• [THE PROBLEM]: Copy the data exactly; pictures stay out of the copy.

= = =

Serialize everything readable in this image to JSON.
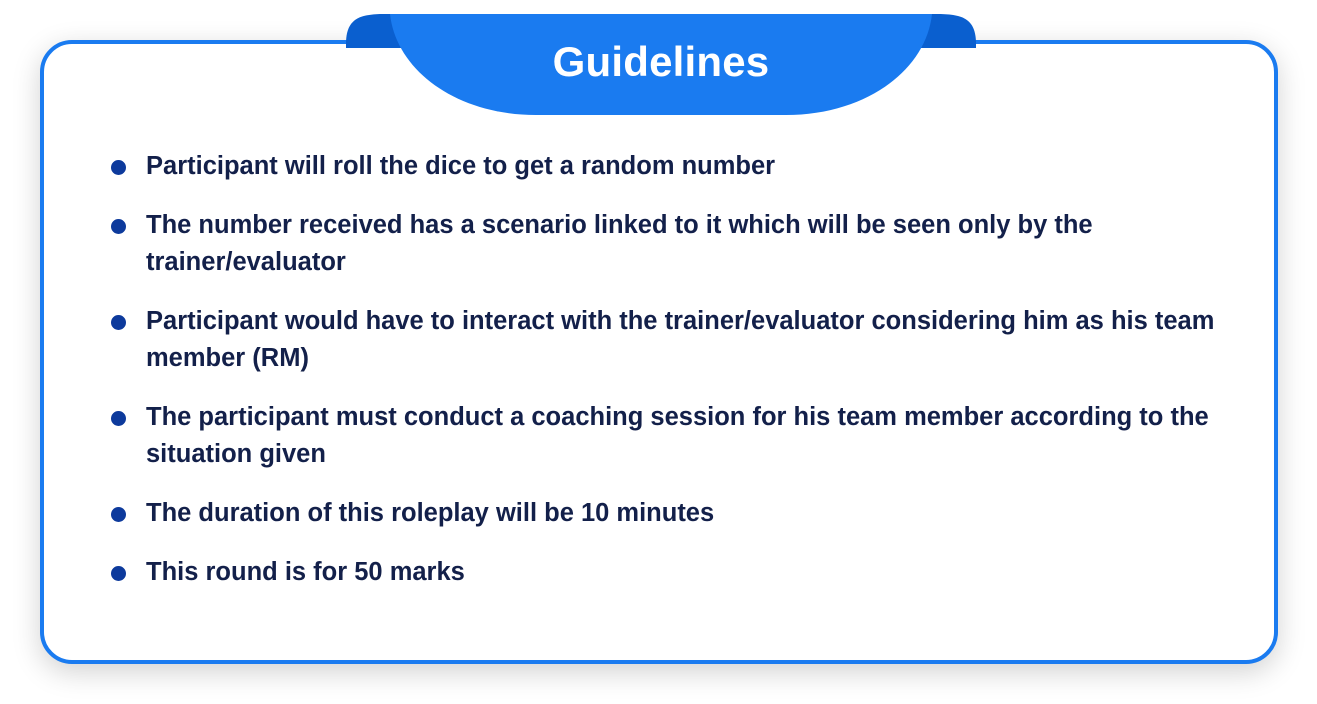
{
  "header": {
    "title": "Guidelines"
  },
  "guidelines": [
    "Participant will roll the dice to get a random number",
    "The number received has a scenario linked to it which will be seen only by the trainer/evaluator",
    "Participant would have to interact with the trainer/evaluator considering him as his team member (RM)",
    "The participant must conduct a coaching session for his team member according to the situation given",
    "The duration of this roleplay will be 10 minutes",
    "This round is for 50 marks"
  ],
  "colors": {
    "accent": "#1a7bf0",
    "accent_dark": "#0a5fcf",
    "bullet": "#0d3a9c",
    "text": "#13204a"
  }
}
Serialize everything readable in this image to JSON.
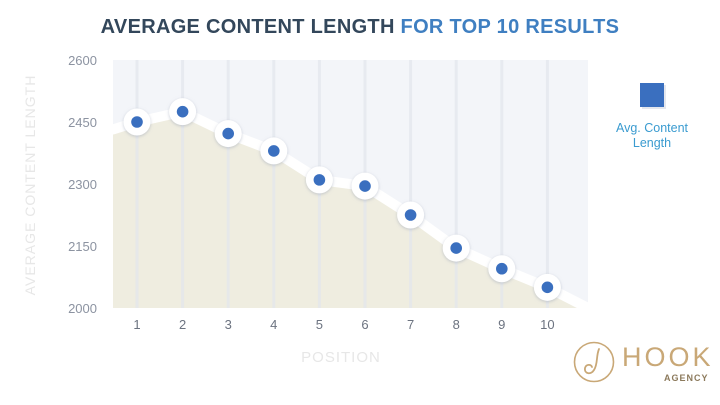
{
  "title": {
    "part1": "AVERAGE CONTENT LENGTH",
    "part2": "FOR TOP 10 RESULTS"
  },
  "brand": {
    "name": "HOOK",
    "sub": "AGENCY"
  },
  "colors": {
    "title_dark": "#33475b",
    "title_accent": "#3f7fc1",
    "point": "#3a6fbf",
    "area_fill": "#efede0",
    "plot_bg": "#f3f5f9",
    "legend_text": "#3a9bd0",
    "axis_title": "#e7e7e7",
    "brand": "#c9a877"
  },
  "chart_data": {
    "type": "area",
    "title": "AVERAGE CONTENT LENGTH FOR TOP 10 RESULTS",
    "xlabel": "POSITION",
    "ylabel": "AVERAGE CONTENT LENGTH",
    "x": [
      1,
      2,
      3,
      4,
      5,
      6,
      7,
      8,
      9,
      10
    ],
    "xticks": [
      "1",
      "2",
      "3",
      "4",
      "5",
      "6",
      "7",
      "8",
      "9",
      "10"
    ],
    "yticks": [
      "2000",
      "2150",
      "2300",
      "2450",
      "2600"
    ],
    "ylim": [
      2000,
      2600
    ],
    "series": [
      {
        "name": "Avg. Content Length",
        "values": [
          2450,
          2475,
          2422,
          2380,
          2310,
          2295,
          2225,
          2145,
          2095,
          2050
        ]
      }
    ],
    "legend": {
      "position": "right",
      "label_line1": "Avg. Content",
      "label_line2": "Length"
    },
    "grid": {
      "vertical": true,
      "horizontal": false
    }
  }
}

= = =

• [ANSWER TO THIS TASK]:
Serialize everything readable in this image to JSON.
{
  "header": {
    "title": "Guidelines"
  },
  "guidelines": [
    "Participant will roll the dice to get a random number",
    "The number received has a scenario linked to it which will be seen only by the trainer/evaluator",
    "Participant would have to interact with the trainer/evaluator considering him as his team member (RM)",
    "The participant must conduct a coaching session for his team member according to the situation given",
    "The duration of this roleplay will be 10 minutes",
    "This round is for 50 marks"
  ],
  "colors": {
    "accent": "#1a7bf0",
    "accent_dark": "#0a5fcf",
    "bullet": "#0d3a9c",
    "text": "#13204a"
  }
}
Serialize everything readable in this image to JSON.
{
  "title": {
    "part1": "AVERAGE CONTENT LENGTH",
    "part2": "FOR TOP 10 RESULTS"
  },
  "brand": {
    "name": "HOOK",
    "sub": "AGENCY"
  },
  "colors": {
    "title_dark": "#33475b",
    "title_accent": "#3f7fc1",
    "point": "#3a6fbf",
    "area_fill": "#efede0",
    "plot_bg": "#f3f5f9",
    "legend_text": "#3a9bd0",
    "axis_title": "#e7e7e7",
    "brand": "#c9a877"
  },
  "chart_data": {
    "type": "area",
    "title": "AVERAGE CONTENT LENGTH FOR TOP 10 RESULTS",
    "xlabel": "POSITION",
    "ylabel": "AVERAGE CONTENT LENGTH",
    "x": [
      1,
      2,
      3,
      4,
      5,
      6,
      7,
      8,
      9,
      10
    ],
    "xticks": [
      "1",
      "2",
      "3",
      "4",
      "5",
      "6",
      "7",
      "8",
      "9",
      "10"
    ],
    "yticks": [
      "2000",
      "2150",
      "2300",
      "2450",
      "2600"
    ],
    "ylim": [
      2000,
      2600
    ],
    "series": [
      {
        "name": "Avg. Content Length",
        "values": [
          2450,
          2475,
          2422,
          2380,
          2310,
          2295,
          2225,
          2145,
          2095,
          2050
        ]
      }
    ],
    "legend": {
      "position": "right",
      "label_line1": "Avg. Content",
      "label_line2": "Length"
    },
    "grid": {
      "vertical": true,
      "horizontal": false
    }
  }
}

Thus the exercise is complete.